Required task:
Copy every line, leaving nothing out and adding nothing.

[BEGIN Records for processing]

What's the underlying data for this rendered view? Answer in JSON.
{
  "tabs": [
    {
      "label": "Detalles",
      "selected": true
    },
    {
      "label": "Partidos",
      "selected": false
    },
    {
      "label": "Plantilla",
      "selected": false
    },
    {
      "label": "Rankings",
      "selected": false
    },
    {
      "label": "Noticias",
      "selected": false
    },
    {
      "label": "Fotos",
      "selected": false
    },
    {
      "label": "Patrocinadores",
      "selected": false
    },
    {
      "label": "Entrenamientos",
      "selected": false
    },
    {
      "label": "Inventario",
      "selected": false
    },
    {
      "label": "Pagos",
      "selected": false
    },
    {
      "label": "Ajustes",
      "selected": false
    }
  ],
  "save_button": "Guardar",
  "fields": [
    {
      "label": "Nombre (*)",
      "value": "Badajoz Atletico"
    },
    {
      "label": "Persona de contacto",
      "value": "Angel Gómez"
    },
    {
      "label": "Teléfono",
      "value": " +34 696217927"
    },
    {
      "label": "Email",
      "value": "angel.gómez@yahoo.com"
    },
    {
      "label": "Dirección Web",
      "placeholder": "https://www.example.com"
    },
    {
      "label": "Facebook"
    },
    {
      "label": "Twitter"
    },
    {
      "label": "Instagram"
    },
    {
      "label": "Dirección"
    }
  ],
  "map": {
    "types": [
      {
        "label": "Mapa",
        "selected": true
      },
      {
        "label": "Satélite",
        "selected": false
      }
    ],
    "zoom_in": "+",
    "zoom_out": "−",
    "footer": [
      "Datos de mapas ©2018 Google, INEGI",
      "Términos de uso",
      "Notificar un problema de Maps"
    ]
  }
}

[END Records for processing]

Right answer:
What's the underlying data for this rendered view? Answer in JSON.
{
  "tabs": [
    {
      "label": "Detalles",
      "selected": true
    },
    {
      "label": "Partidos",
      "selected": false
    },
    {
      "label": "Plantilla",
      "selected": false
    },
    {
      "label": "Rankings",
      "selected": false
    },
    {
      "label": "Noticias",
      "selected": false
    },
    {
      "label": "Fotos",
      "selected": false
    },
    {
      "label": "Patrocinadores",
      "selected": false
    },
    {
      "label": "Entrenamientos",
      "selected": false
    },
    {
      "label": "Inventario",
      "selected": false
    },
    {
      "label": "Pagos",
      "selected": false
    },
    {
      "label": "Ajustes",
      "selected": false
    }
  ],
  "save_button": "Guardar",
  "fields": [
    {
      "label": "Nombre (*)",
      "value": "Badajoz Atletico"
    },
    {
      "label": "Persona de contacto",
      "value": "Angel Gómez"
    },
    {
      "label": "Teléfono",
      "value": " +34 696217927"
    },
    {
      "label": "Email",
      "value": "angel.gómez@yahoo.com"
    },
    {
      "label": "Dirección Web",
      "placeholder": "https://www.example.com"
    },
    {
      "label": "Facebook"
    },
    {
      "label": "Twitter"
    },
    {
      "label": "Instagram"
    },
    {
      "label": "Dirección"
    }
  ],
  "map": {
    "types": [
      {
        "label": "Mapa",
        "selected": true
      },
      {
        "label": "Satélite",
        "selected": false
      }
    ],
    "zoom_in": "+",
    "zoom_out": "−",
    "footer": [
      "Datos de mapas ©2018 Google, INEGI",
      "Términos de uso",
      "Notificar un problema de Maps"
    ]
  }
}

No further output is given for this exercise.